==== Study text

Pig Latin - without vowels

Hey. Currently stuck on Pig Latin - “Should handle words without vowels”. My thought is that in case of word without vowel the function should return this word +ay. But it doesn’t pass the test. Can you please take a look at my code and tell what am I doing wrong?

function translatePigLatin(str) {
	let regex = /(^[^aouiey]{1,})([a-z]{1,})/;
	if (/[auieo]/.test(str[0])) {
		return str + 'way'
	} else if (/[auieoy]/g.test(str) === false) {
		return str + 'ay';
	} else {
		return str.replace(regex, '$2$1' + 'ay');
	}
}

translatePigLatin("cdzx"); //returns cdzxay

I also tried just returning the str as is if there is no vowel present but I didn’t pass the test also. I read wikipedia for the rules of pig latin and there is nothing stated there about how to handle cases of words without vowels.
any luck?

I got it to pass by making a clear if statement to handle this side case despite my code having already covered it.

function translatePigLatin(str) {
  if (str.search(/[aeiou]+/) == -1) {
    return str.concat('ay')
  }
  return /^[aeiou]/.test(str) ? str.concat('way') : str.replace(/^([^aeiou]+)(\w+)/,'$2$1ay');
}

It might be that the assertion tests look for search

1 Like

I’ve put “str.search” instead of “str.test” in my code and it worked, thanks. But I still don’t understand why it’s working with str.search and not with str.test. If anyone explains this to me I’d really appreciate it.

========
==== Supplied data

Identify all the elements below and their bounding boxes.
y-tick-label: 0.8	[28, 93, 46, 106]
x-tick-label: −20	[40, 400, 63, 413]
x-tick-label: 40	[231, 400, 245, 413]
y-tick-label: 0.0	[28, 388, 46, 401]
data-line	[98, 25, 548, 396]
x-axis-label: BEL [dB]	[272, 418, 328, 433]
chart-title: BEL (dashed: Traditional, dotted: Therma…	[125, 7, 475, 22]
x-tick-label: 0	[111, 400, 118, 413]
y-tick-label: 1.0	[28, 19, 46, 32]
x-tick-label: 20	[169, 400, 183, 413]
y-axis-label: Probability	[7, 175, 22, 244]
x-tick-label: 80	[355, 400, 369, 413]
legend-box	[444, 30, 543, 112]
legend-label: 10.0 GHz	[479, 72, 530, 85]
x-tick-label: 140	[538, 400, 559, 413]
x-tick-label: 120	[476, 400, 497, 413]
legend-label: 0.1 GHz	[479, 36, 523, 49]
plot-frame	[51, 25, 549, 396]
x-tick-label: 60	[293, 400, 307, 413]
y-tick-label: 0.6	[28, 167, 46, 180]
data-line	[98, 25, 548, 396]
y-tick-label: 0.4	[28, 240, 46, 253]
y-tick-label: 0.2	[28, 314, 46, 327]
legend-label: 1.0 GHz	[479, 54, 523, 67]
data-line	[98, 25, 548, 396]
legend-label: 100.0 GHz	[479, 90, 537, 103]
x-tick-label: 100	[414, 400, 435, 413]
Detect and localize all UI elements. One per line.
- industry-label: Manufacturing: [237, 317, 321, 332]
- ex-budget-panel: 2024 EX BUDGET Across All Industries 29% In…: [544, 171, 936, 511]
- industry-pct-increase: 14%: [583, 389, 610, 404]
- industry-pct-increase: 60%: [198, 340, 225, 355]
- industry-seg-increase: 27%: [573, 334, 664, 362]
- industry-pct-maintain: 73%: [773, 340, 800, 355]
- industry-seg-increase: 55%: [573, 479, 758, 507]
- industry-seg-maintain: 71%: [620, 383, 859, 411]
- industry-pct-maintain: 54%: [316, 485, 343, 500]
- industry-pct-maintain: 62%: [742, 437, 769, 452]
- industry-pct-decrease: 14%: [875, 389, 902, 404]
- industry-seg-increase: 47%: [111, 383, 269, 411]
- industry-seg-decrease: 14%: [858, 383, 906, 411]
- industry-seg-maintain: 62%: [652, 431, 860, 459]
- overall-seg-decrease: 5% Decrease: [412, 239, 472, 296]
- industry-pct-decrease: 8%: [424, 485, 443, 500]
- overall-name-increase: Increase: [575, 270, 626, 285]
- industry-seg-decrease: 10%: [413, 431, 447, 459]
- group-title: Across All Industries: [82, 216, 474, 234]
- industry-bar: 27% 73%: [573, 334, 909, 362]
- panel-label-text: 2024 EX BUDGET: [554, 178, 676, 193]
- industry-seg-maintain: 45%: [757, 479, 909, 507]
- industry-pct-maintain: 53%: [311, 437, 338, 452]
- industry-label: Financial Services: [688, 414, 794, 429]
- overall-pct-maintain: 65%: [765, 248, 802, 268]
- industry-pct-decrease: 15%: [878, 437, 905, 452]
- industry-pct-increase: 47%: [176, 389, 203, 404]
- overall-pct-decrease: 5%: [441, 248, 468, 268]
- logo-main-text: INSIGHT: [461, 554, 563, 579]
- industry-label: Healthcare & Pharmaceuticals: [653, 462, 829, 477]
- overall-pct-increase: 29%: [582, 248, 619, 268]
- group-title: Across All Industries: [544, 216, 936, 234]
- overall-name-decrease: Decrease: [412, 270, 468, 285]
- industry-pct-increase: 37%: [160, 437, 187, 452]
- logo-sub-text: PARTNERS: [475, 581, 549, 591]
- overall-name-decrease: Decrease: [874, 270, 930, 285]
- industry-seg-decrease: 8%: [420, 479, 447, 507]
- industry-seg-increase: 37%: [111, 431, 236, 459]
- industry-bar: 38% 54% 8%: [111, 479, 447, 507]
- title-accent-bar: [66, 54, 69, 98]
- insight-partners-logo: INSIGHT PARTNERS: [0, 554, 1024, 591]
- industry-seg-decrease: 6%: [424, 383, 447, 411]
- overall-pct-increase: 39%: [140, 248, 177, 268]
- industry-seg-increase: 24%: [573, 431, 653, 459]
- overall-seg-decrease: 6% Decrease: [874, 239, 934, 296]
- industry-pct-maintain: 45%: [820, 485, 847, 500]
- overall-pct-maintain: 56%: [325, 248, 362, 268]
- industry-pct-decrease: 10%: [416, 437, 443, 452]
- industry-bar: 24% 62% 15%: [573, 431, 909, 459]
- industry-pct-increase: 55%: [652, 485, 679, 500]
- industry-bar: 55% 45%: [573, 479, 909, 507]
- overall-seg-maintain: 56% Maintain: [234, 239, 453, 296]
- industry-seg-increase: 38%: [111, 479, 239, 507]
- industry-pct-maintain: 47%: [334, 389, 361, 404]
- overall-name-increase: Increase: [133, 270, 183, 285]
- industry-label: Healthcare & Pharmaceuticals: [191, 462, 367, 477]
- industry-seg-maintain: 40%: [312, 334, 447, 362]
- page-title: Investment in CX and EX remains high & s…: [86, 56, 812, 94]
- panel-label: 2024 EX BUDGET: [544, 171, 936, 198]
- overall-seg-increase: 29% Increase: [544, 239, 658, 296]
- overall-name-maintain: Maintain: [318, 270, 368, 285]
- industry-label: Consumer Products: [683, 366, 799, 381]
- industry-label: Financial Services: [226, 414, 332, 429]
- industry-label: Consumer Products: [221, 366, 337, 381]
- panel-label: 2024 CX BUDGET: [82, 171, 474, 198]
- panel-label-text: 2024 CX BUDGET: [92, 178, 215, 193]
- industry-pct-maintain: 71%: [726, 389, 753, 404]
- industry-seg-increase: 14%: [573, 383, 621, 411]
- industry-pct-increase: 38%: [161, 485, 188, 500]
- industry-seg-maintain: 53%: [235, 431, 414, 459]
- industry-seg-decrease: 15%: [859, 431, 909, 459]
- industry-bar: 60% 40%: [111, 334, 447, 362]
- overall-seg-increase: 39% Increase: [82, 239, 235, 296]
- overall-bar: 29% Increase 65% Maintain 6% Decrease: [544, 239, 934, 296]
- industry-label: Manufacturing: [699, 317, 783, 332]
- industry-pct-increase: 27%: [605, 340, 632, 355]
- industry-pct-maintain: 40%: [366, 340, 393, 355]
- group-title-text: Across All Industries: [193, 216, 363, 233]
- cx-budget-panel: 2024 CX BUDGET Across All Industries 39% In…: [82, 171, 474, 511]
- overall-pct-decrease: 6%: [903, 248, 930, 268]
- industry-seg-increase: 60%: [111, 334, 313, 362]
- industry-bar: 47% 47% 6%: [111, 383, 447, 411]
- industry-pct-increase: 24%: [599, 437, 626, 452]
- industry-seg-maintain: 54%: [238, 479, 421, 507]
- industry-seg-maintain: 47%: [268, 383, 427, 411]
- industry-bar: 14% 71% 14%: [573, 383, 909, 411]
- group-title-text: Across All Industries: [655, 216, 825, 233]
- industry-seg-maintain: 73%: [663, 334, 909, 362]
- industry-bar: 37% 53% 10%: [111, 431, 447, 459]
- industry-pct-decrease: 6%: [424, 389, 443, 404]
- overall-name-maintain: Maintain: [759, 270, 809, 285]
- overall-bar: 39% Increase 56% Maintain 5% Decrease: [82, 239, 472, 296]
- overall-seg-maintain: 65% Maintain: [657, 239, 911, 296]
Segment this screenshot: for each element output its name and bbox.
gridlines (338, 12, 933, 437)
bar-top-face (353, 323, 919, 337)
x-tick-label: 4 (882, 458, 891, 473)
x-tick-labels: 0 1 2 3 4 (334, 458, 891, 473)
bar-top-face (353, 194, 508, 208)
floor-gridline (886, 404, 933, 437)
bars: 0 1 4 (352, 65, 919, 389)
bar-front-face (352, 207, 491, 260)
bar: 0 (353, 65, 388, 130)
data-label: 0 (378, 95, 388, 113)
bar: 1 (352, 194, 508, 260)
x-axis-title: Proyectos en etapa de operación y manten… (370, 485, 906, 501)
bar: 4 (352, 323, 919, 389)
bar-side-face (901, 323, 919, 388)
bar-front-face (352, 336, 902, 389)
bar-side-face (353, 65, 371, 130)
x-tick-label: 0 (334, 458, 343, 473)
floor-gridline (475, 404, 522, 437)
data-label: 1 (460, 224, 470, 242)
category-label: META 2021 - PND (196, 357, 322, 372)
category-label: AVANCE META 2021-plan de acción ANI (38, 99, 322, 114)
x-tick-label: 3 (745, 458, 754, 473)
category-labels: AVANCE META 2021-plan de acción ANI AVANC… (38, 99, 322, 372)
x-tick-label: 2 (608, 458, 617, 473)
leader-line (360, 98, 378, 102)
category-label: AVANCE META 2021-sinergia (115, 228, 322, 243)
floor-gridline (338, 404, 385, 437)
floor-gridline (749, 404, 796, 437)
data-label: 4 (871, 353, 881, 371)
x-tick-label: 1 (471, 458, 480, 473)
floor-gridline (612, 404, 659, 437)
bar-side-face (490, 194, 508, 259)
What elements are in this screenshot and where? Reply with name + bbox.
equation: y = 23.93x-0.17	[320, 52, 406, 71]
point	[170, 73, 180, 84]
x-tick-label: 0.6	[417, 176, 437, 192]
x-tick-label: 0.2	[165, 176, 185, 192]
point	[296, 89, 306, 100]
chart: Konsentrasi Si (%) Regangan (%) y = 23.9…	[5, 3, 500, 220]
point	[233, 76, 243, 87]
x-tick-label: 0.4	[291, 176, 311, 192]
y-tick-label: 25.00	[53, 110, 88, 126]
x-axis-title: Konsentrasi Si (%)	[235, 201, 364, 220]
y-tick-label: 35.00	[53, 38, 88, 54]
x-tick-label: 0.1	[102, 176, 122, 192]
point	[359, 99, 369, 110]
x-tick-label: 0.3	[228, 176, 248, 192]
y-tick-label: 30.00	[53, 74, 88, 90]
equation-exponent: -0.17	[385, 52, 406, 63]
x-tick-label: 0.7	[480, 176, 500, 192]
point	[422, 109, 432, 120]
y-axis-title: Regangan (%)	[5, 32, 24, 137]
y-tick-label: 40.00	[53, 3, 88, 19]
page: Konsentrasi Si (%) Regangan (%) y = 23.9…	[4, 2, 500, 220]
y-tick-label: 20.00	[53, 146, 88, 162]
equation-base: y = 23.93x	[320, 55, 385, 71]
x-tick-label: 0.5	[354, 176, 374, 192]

========

Tasks >>
1. For each statement, say yes or no according to the Pig Latin thread, and quote the words that decide it: (a) the first poster's function returns "cdzxay" when given "cdzx"; (b) Wikipedia states how to handle words without vowels; (c) the original poster understands why the code works with str.search but not str.test.
2. Carry the Pig Latin thread on past its last post.
The entries have no connection to the Pig Latin thread.

Results of the tasks >>
1.
(a) Yes: "translatePigLatin("cdzx"); //returns cdzxay"
(b) No: "there is nothing stated there about how to handle cases of words without vowels."
(c) No: "But I still don’t understand why it’s working with str.search and not with str.test."

2.
New code:

function translatePigLatin(str) {
  let regex = /(^[^aouiey]{1,})([a-z]{1,})/;
  if (/[auieo]/.test(str[0]) ) {
    return str+'way'
  }
  else if (str.search(/[aeiouy]/) === -1) { //changed line
    return str+'ay';
  }
  else {
    return str.replace(regex, '$2$1'+'ay');
    }
}

translatePigLatin("cdzx");


This really should be made explicit in the exercise notes, or at very least, a test case provided to show what the expected output should be. Very sloppy on fcc’s part here. I ended up copying the basic solution into my editor and throwing a few test cases of random all-consonant strings at it to see the results (the intermediate solution ended up throwing an error, oddly enough).

Third, I’ve got almost 2 decades of professional software development experience and these little algorithm solutions have required more regexp than I’ve ever done.